(Written task):
Type out the material below exactly.

Dataset records:
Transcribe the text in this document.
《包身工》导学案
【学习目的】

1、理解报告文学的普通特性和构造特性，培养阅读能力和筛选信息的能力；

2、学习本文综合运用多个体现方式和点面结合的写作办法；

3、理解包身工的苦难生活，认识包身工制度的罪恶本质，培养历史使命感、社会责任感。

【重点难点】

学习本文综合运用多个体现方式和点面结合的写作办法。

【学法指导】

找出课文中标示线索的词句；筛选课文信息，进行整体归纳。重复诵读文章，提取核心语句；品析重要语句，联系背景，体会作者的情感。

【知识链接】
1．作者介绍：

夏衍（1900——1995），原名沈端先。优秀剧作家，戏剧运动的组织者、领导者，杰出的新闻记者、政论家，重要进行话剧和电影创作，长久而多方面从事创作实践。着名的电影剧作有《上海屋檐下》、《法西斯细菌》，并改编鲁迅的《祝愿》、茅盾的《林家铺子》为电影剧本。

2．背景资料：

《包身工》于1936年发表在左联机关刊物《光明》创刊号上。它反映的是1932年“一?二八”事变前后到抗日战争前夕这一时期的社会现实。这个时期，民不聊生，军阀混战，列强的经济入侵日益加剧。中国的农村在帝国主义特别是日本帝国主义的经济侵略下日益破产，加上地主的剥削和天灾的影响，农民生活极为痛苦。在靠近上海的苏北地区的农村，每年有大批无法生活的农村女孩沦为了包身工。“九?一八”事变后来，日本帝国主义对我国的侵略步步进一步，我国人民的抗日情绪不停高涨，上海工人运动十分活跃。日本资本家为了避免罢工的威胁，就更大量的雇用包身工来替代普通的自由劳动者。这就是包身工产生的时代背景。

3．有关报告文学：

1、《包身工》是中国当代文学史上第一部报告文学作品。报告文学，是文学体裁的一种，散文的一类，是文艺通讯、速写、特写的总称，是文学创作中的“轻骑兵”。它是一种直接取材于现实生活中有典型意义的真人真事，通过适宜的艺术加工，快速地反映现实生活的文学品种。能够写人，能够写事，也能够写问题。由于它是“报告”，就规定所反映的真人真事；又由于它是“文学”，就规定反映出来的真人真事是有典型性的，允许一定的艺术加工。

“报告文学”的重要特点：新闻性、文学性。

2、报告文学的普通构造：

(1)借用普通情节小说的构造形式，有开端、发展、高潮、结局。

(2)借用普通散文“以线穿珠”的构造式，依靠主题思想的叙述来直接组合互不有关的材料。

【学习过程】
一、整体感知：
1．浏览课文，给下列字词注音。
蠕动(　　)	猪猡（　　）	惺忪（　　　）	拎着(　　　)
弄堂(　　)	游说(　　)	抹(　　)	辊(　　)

(Task result):
Transcribe the text in this document.
《包身工》导学案
【学习目的】

1、理解报告文学的普通特性和构造特性，培养阅读能力和筛选信息的能力；

2、学习本文综合运用多个体现方式和点面结合的写作办法；

3、理解包身工的苦难生活，认识包身工制度的罪恶本质，培养历史使命感、社会责任感。

【重点难点】

学习本文综合运用多个体现方式和点面结合的写作办法。

【学法指导】

找出课文中标示线索的词句；筛选课文信息，进行整体归纳。重复诵读文章，提取核心语句；品析重要语句，联系背景，体会作者的情感。

【知识链接】
1．作者介绍：

夏衍（1900——1995），原名沈端先。优秀剧作家，戏剧运动的组织者、领导者，杰出的新闻记者、政论家，重要进行话剧和电影创作，长久而多方面从事创作实践。着名的电影剧作有《上海屋檐下》、《法西斯细菌》，并改编鲁迅的《祝愿》、茅盾的《林家铺子》为电影剧本。

2．背景资料：

《包身工》于1936年发表在左联机关刊物《光明》创刊号上。它反映的是1932年“一?二八”事变前后到抗日战争前夕这一时期的社会现实。这个时期，民不聊生，军阀混战，列强的经济入侵日益加剧。中国的农村在帝国主义特别是日本帝国主义的经济侵略下日益破产，加上地主的剥削和天灾的影响，农民生活极为痛苦。在靠近上海的苏北地区的农村，每年有大批无法生活的农村女孩沦为了包身工。“九?一八”事变后来，日本帝国主义对我国的侵略步步进一步，我国人民的抗日情绪不停高涨，上海工人运动十分活跃。日本资本家为了避免罢工的威胁，就更大量的雇用包身工来替代普通的自由劳动者。这就是包身工产生的时代背景。

3．有关报告文学：

1、《包身工》是中国当代文学史上第一部报告文学作品。报告文学，是文学体裁的一种，散文的一类，是文艺通讯、速写、特写的总称，是文学创作中的“轻骑兵”。它是一种直接取材于现实生活中有典型意义的真人真事，通过适宜的艺术加工，快速地反映现实生活的文学品种。能够写人，能够写事，也能够写问题。由于它是“报告”，就规定所反映的真人真事；又由于它是“文学”，就规定反映出来的真人真事是有典型性的，允许一定的艺术加工。

“报告文学”的重要特点：新闻性、文学性。

2、报告文学的普通构造：

(1)借用普通情节小说的构造形式，有开端、发展、高潮、结局。

(2)借用普通散文“以线穿珠”的构造式，依靠主题思想的叙述来直接组合互不有关的材料。

【学习过程】
一、整体感知：
1．浏览课文，给下列字词注音。
蠕动(　　)	猪猡（　　）	惺忪（　　　）	拎着(　　　)
弄堂(　　)	游说(　　)	抹(　　)	辊(　　)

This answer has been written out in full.